--- start Records shown ---

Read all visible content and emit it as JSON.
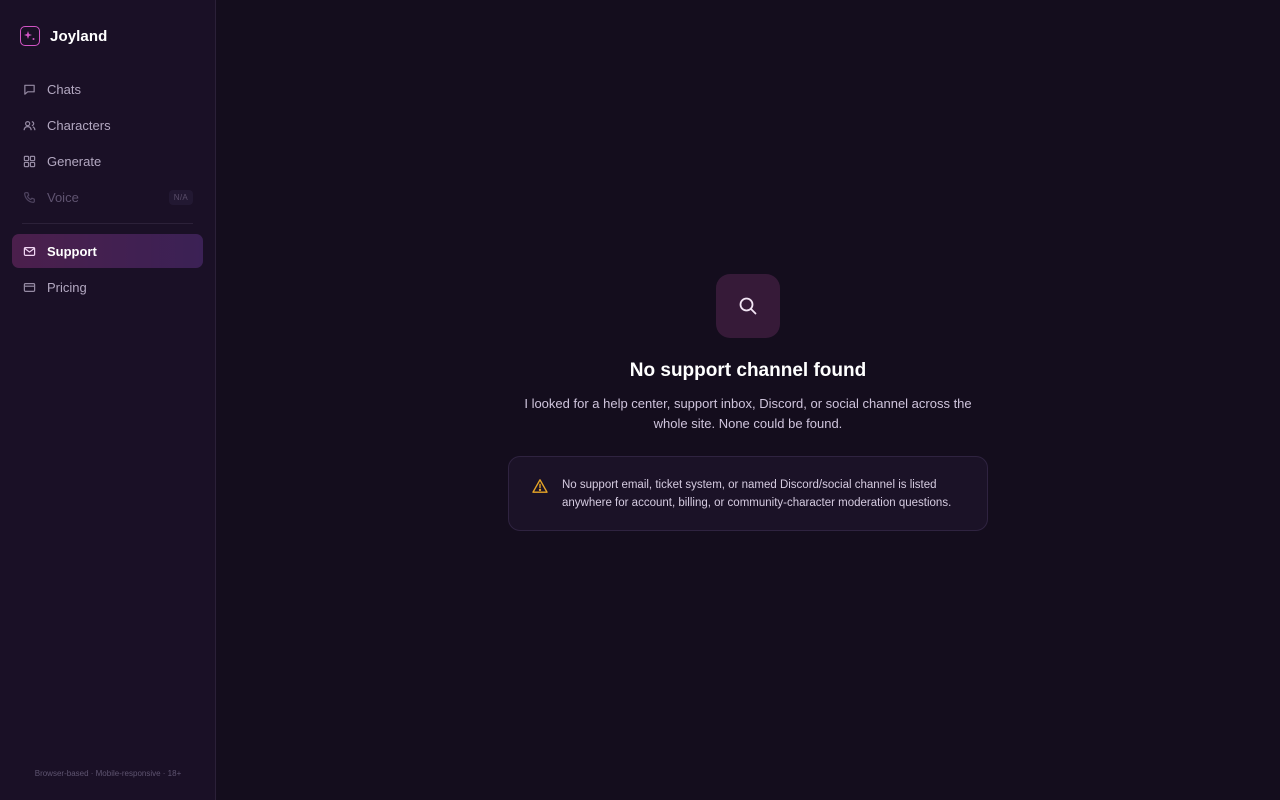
{
  "brand": {
    "name": "Joyland",
    "icon": "sparkle-icon"
  },
  "nav": {
    "items": [
      {
        "label": "Chats",
        "icon": "chat-bubble-icon"
      },
      {
        "label": "Characters",
        "icon": "users-icon"
      },
      {
        "label": "Generate",
        "icon": "grid-icon"
      },
      {
        "label": "Voice",
        "icon": "phone-icon",
        "badge": "N/A",
        "disabled": true
      },
      {
        "label": "Support",
        "icon": "mail-icon",
        "active": true
      },
      {
        "label": "Pricing",
        "icon": "credit-card-icon"
      }
    ]
  },
  "sidebar_footer": "Browser-based · Mobile-responsive · 18+",
  "main": {
    "empty_state": {
      "icon": "search-icon",
      "title": "No support channel found",
      "description": "I looked for a help center, support inbox, Discord, or social channel across the whole site. None could be found."
    },
    "notice": {
      "icon": "warning-icon",
      "text": "No support email, ticket system, or named Discord/social channel is listed anywhere for account, billing, or community-character moderation questions."
    }
  },
  "colors": {
    "accent": "#d154c4",
    "active_nav_start": "#4b1f4c",
    "active_nav_end": "#3b2155",
    "warning": "#e7a526",
    "background": "#140d1d",
    "sidebar": "#1a1026"
  }
}
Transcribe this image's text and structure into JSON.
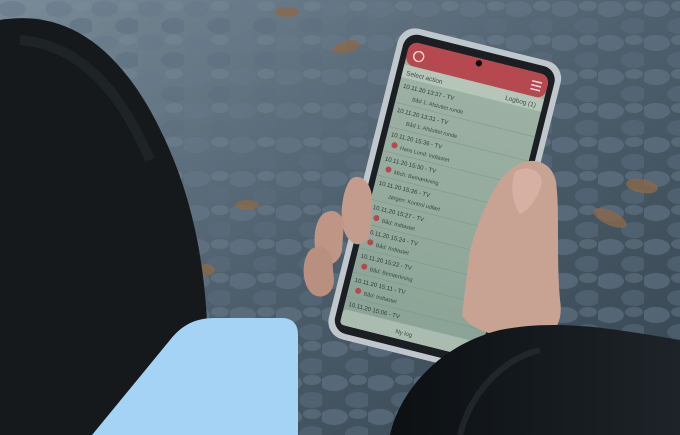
{
  "photo": {
    "description_free": true
  },
  "phone_app": {
    "header_left": "Select action",
    "header_right": "Logbog (1)",
    "rows": [
      {
        "time": "10.11.20 13:37 - TV",
        "detail": "Båd 1: Afsluttet runde"
      },
      {
        "time": "10.11.20 13:31 - TV",
        "detail": "Båd 1: Afsluttet runde"
      },
      {
        "time": "10.11.20 15:36 - TV",
        "detail": "Hans Lund: Indtastet"
      },
      {
        "time": "10.11.20 15:30 - TV",
        "detail": "Mich: Bemærkning"
      },
      {
        "time": "10.11.20 15:26 - TV",
        "detail": "Jørgen: Kontrol udført"
      },
      {
        "time": "10.11.20 15:27 - TV",
        "detail": "Båd: Indtastet"
      },
      {
        "time": "10.11.20 15:24 - TV",
        "detail": "Båd: Indtastet"
      },
      {
        "time": "10.11.20 15:22 - TV",
        "detail": "Båd: Bemærkning"
      },
      {
        "time": "10.11.20 15:11 - TV",
        "detail": "Båd: Indtastet"
      },
      {
        "time": "10.11.20 15:06 - TV",
        "detail": ""
      }
    ],
    "footer_button": "Ny log"
  },
  "colors": {
    "app_accent": "#b6484f",
    "overlay_shape": "#a4d3f5"
  }
}
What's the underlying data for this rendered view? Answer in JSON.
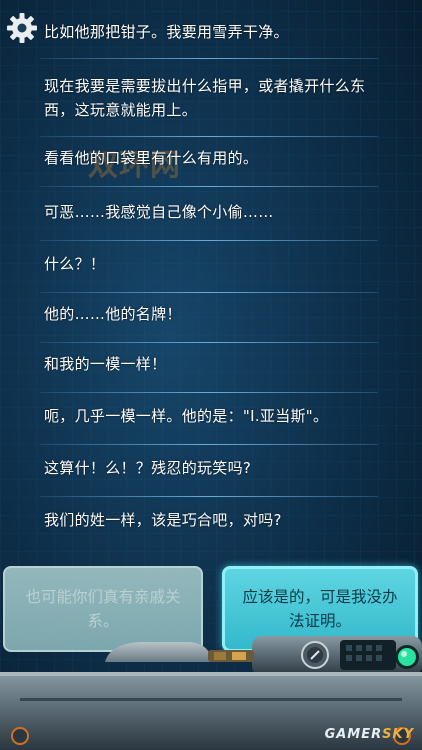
{
  "settings": {
    "icon": "gear-icon"
  },
  "dialogue": [
    "比如他那把钳子。我要用雪弄干净。",
    "现在我要是需要拔出什么指甲，或者撬开什么东西，这玩意就能用上。",
    "看看他的口袋里有什么有用的。",
    "可恶……我感觉自己像个小偷……",
    "什么？！",
    "他的……他的名牌！",
    "和我的一模一样！",
    "呃，几乎一模一样。他的是：\"I.亚当斯\"。",
    "这算什！么！？残忍的玩笑吗?",
    "我们的姓一样，该是巧合吧，对吗?"
  ],
  "watermark": "双环网",
  "choices": {
    "left": "也可能你们真有亲戚关系。",
    "right": "应该是的，可是我没办法证明。"
  },
  "brand": {
    "part1": "GAMER",
    "part2": "SKY"
  },
  "colors": {
    "background": "#0d2d47",
    "separator": "#78bef0",
    "choice_active": "#46c8d8",
    "choice_inactive": "#92babd",
    "status_light": "#27e2a0"
  }
}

--- end Records shown ---

Task statement » Examine the listing and say how many of its lines contain the string "time". Give the number alone.

Result of the exercise » 10